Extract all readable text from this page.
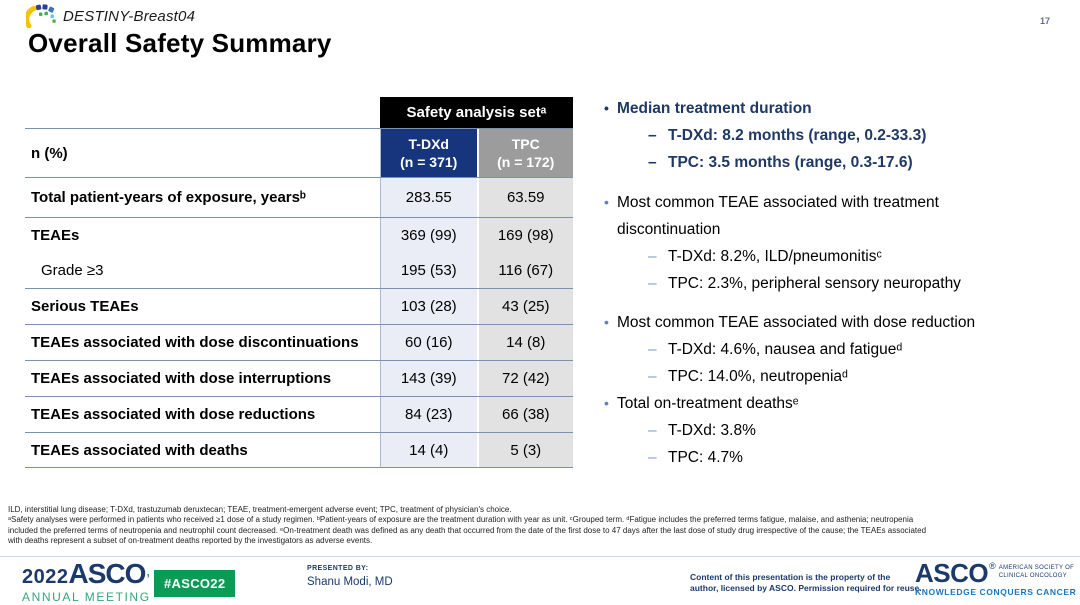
DESTINY-Breast04
Overall Safety Summary
17
Safety analysis setᵃ
n (%)
T-DXd
(n = 371)
TPC
(n = 172)
Total patient-years of exposure, yearsᵇ	283.55	63.59
TEAEs	369 (99)	169 (98)
Grade ≥3	195 (53)	116 (67)
Serious TEAEs	103 (28)	43 (25)
TEAEs associated with dose discontinuations	60 (16)	14 (8)
TEAEs associated with dose interruptions	143 (39)	72 (42)
TEAEs associated with dose reductions	84 (23)	66 (38)
TEAEs associated with deaths	14 (4)	5 (3)
• Median treatment duration
– T-DXd: 8.2 months (range, 0.2-33.3)
– TPC: 3.5 months (range, 0.3-17.6)
• Most common TEAE associated with treatment discontinuation
– T-DXd: 8.2%, ILD/pneumonitisᶜ
– TPC: 2.3%, peripheral sensory neuropathy
• Most common TEAE associated with dose reduction
– T-DXd: 4.6%, nausea and fatigueᵈ
– TPC: 14.0%, neutropeniaᵈ
• Total on-treatment deathsᵉ
– T-DXd: 3.8%
– TPC: 4.7%
ILD, interstitial lung disease; T-DXd, trastuzumab deruxtecan; TEAE, treatment-emergent adverse event; TPC, treatment of physician's choice.
ᵃSafety analyses were performed in patients who received ≥1 dose of a study regimen. ᵇPatient-years of exposure are the treatment duration with year as unit. ᶜGrouped term. ᵈFatigue includes the preferred terms fatigue, malaise, and asthenia; neutropenia
included the preferred terms of neutropenia and neutrophil count decreased. ᵉOn-treatment death was defined as any death that occurred from the date of the first dose to 47 days after the last dose of study drug irrespective of the cause; the TEAEs associated
with deaths represent a subset of on-treatment deaths reported by the investigators as adverse events.
2022 ASCO ’
ANNUAL MEETING
#ASCO22
PRESENTED BY:
Shanu Modi, MD	Content of this presentation is the property of the
author, licensed by ASCO. Permission required for reuse.
ASCO ® AMERICAN SOCIETY OF
CLINICAL ONCOLOGY
KNOWLEDGE CONQUERS CANCER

§

_Instructions to follow_: Pictures are to be left out; the rest of the listing should be printed exactly.

_Response_:
Extract all readable text from this page.
DESTINY-Breast04
Overall Safety Summary
17
Safety analysis setᵃ
n (%)
T-DXd
(n = 371)
TPC
(n = 172)
Total patient-years of exposure, yearsᵇ	283.55	63.59
TEAEs	369 (99)	169 (98)
Grade ≥3	195 (53)	116 (67)
Serious TEAEs	103 (28)	43 (25)
TEAEs associated with dose discontinuations	60 (16)	14 (8)
TEAEs associated with dose interruptions	143 (39)	72 (42)
TEAEs associated with dose reductions	84 (23)	66 (38)
TEAEs associated with deaths	14 (4)	5 (3)
• Median treatment duration
– T-DXd: 8.2 months (range, 0.2-33.3)
– TPC: 3.5 months (range, 0.3-17.6)
• Most common TEAE associated with treatment discontinuation
– T-DXd: 8.2%, ILD/pneumonitisᶜ
– TPC: 2.3%, peripheral sensory neuropathy
• Most common TEAE associated with dose reduction
– T-DXd: 4.6%, nausea and fatigueᵈ
– TPC: 14.0%, neutropeniaᵈ
• Total on-treatment deathsᵉ
– T-DXd: 3.8%
– TPC: 4.7%
ILD, interstitial lung disease; T-DXd, trastuzumab deruxtecan; TEAE, treatment-emergent adverse event; TPC, treatment of physician's choice.
ᵃSafety analyses were performed in patients who received ≥1 dose of a study regimen. ᵇPatient-years of exposure are the treatment duration with year as unit. ᶜGrouped term. ᵈFatigue includes the preferred terms fatigue, malaise, and asthenia; neutropenia
included the preferred terms of neutropenia and neutrophil count decreased. ᵉOn-treatment death was defined as any death that occurred from the date of the first dose to 47 days after the last dose of study drug irrespective of the cause; the TEAEs associated
with deaths represent a subset of on-treatment deaths reported by the investigators as adverse events.
2022 ASCO ’
ANNUAL MEETING
#ASCO22
PRESENTED BY:
Shanu Modi, MD	Content of this presentation is the property of the
author, licensed by ASCO. Permission required for reuse.
ASCO ® AMERICAN SOCIETY OF
CLINICAL ONCOLOGY
KNOWLEDGE CONQUERS CANCER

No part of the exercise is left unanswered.